_EXERCISE GOAL_:
Repeat the entries that follow verbatim, without any of their pictures.

_MATERIAL FOR THE TASK_:
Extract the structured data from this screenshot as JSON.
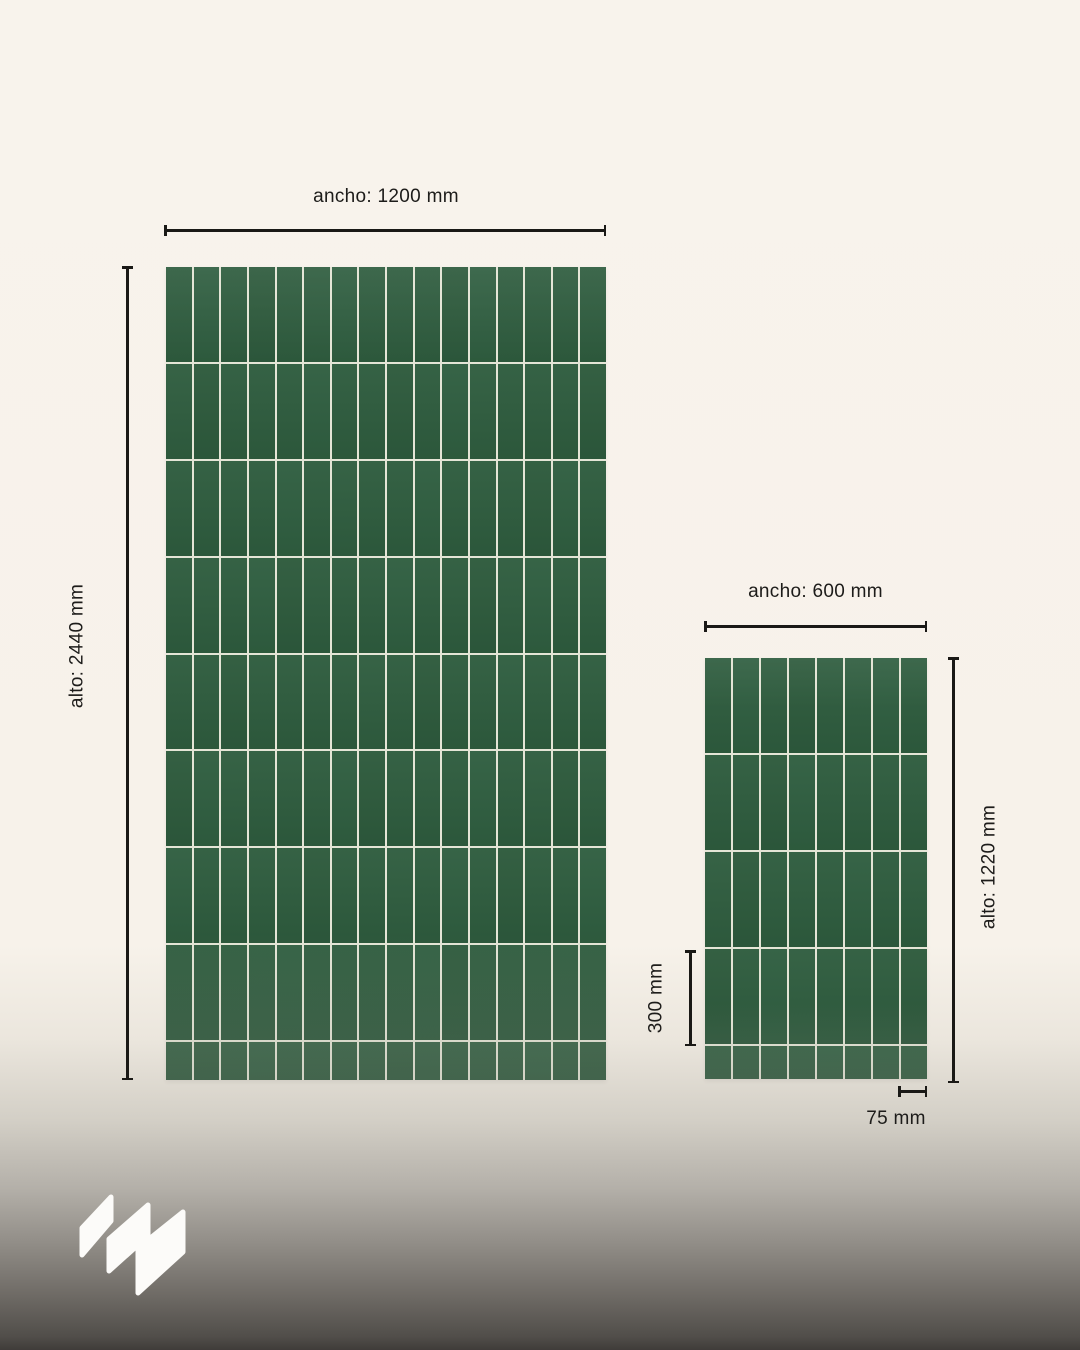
{
  "diagram": {
    "description_labels": {
      "width_prefix": "ancho",
      "height_prefix": "alto"
    }
  },
  "colors": {
    "background_cream": "#f8f3ec",
    "background_gradient_bottom": "#3f3c39",
    "tile_green": "#2e5c3e",
    "grout": "#e4e5d6",
    "dimension_line": "#1a1916",
    "text": "#1d1c1a",
    "logo_white": "#fcfbf9"
  },
  "panels": [
    {
      "id": "large",
      "width_label": "ancho: 1200 mm",
      "height_label": "alto: 2440 mm",
      "grid": {
        "columns": 16,
        "full_rows": 8,
        "partial_row_px": 38
      }
    },
    {
      "id": "small",
      "width_label": "ancho: 600 mm",
      "height_label": "alto: 1220 mm",
      "tile_height_label": "300 mm",
      "tile_width_label": "75 mm",
      "grid": {
        "columns": 8,
        "full_rows": 4,
        "partial_row_px": 33
      }
    }
  ],
  "logo": {
    "icon": "three-diagonal-parallelograms"
  }
}
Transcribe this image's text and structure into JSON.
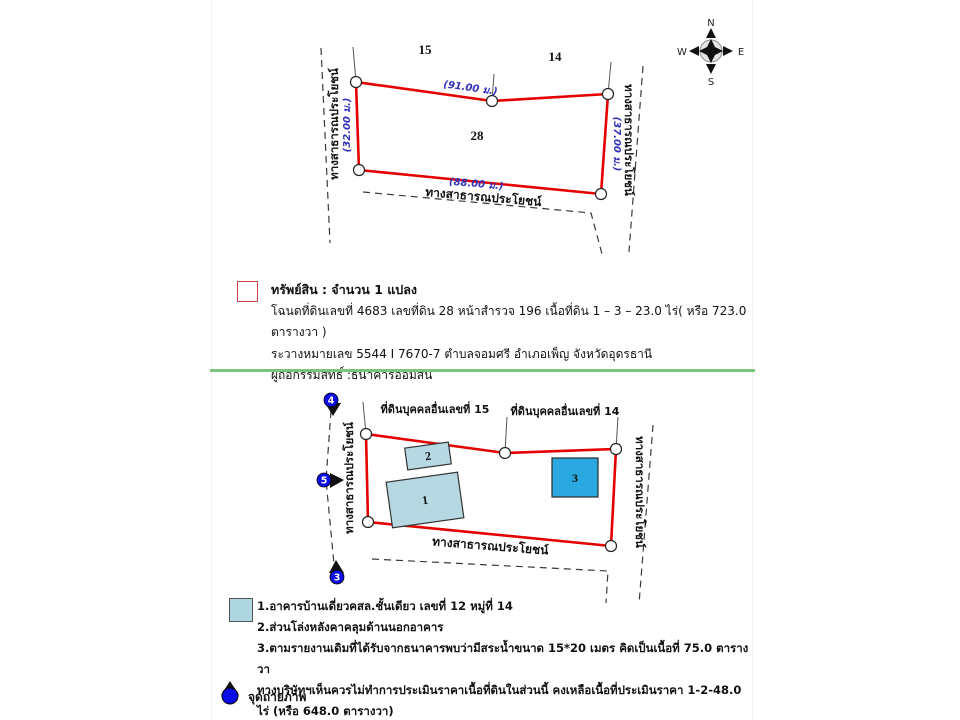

_CORRECT ANSWER_:
Extract the structured data from this screenshot as JSON.
{
  "diagram": {
    "description_labels": {
      "width_prefix": "ancho",
      "height_prefix": "alto"
    }
  },
  "colors": {
    "background_cream": "#f8f3ec",
    "background_gradient_bottom": "#3f3c39",
    "tile_green": "#2e5c3e",
    "grout": "#e4e5d6",
    "dimension_line": "#1a1916",
    "text": "#1d1c1a",
    "logo_white": "#fcfbf9"
  },
  "panels": [
    {
      "id": "large",
      "width_label": "ancho: 1200 mm",
      "height_label": "alto: 2440 mm",
      "grid": {
        "columns": 16,
        "full_rows": 8,
        "partial_row_px": 38
      }
    },
    {
      "id": "small",
      "width_label": "ancho: 600 mm",
      "height_label": "alto: 1220 mm",
      "tile_height_label": "300 mm",
      "tile_width_label": "75 mm",
      "grid": {
        "columns": 8,
        "full_rows": 4,
        "partial_row_px": 33
      }
    }
  ],
  "logo": {
    "icon": "three-diagonal-parallelograms"
  }
}
Transcribe this image's text and structure into JSON.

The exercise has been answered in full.